* Your task
The records that follow must be repeated verbatim, every one of them.

Dataset entries:
──────────
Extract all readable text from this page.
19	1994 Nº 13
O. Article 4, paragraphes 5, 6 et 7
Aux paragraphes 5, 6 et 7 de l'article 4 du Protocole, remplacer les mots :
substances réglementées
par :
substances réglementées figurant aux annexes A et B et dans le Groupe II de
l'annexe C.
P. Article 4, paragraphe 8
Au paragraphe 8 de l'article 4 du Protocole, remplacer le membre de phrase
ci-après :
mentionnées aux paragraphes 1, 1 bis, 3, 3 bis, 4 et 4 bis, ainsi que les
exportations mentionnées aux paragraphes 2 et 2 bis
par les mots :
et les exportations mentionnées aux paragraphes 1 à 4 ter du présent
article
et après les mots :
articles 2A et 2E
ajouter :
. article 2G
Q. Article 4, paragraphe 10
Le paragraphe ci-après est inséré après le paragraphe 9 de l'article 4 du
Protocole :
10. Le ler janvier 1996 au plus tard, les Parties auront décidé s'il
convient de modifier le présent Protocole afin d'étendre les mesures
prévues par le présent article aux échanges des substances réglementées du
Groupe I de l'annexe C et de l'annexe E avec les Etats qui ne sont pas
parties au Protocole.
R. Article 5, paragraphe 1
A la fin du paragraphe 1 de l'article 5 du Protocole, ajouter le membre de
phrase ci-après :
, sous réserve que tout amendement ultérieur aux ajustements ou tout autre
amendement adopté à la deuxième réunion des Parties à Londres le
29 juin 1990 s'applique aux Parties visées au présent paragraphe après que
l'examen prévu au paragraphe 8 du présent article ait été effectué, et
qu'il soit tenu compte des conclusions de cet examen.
──────────
* Exercise answer
Extract all readable text from this page.
19	1994 Nº 13
O. Article 4, paragraphes 5, 6 et 7
Aux paragraphes 5, 6 et 7 de l'article 4 du Protocole, remplacer les mots :
substances réglementées
par :
substances réglementées figurant aux annexes A et B et dans le Groupe II de
l'annexe C.
P. Article 4, paragraphe 8
Au paragraphe 8 de l'article 4 du Protocole, remplacer le membre de phrase
ci-après :
mentionnées aux paragraphes 1, 1 bis, 3, 3 bis, 4 et 4 bis, ainsi que les
exportations mentionnées aux paragraphes 2 et 2 bis
par les mots :
et les exportations mentionnées aux paragraphes 1 à 4 ter du présent
article
et après les mots :
articles 2A et 2E
ajouter :
. article 2G
Q. Article 4, paragraphe 10
Le paragraphe ci-après est inséré après le paragraphe 9 de l'article 4 du
Protocole :
10. Le ler janvier 1996 au plus tard, les Parties auront décidé s'il
convient de modifier le présent Protocole afin d'étendre les mesures
prévues par le présent article aux échanges des substances réglementées du
Groupe I de l'annexe C et de l'annexe E avec les Etats qui ne sont pas
parties au Protocole.
R. Article 5, paragraphe 1
A la fin du paragraphe 1 de l'article 5 du Protocole, ajouter le membre de
phrase ci-après :
, sous réserve que tout amendement ultérieur aux ajustements ou tout autre
amendement adopté à la deuxième réunion des Parties à Londres le
29 juin 1990 s'applique aux Parties visées au présent paragraphe après que
l'examen prévu au paragraphe 8 du présent article ait été effectué, et
qu'il soit tenu compte des conclusions de cet examen.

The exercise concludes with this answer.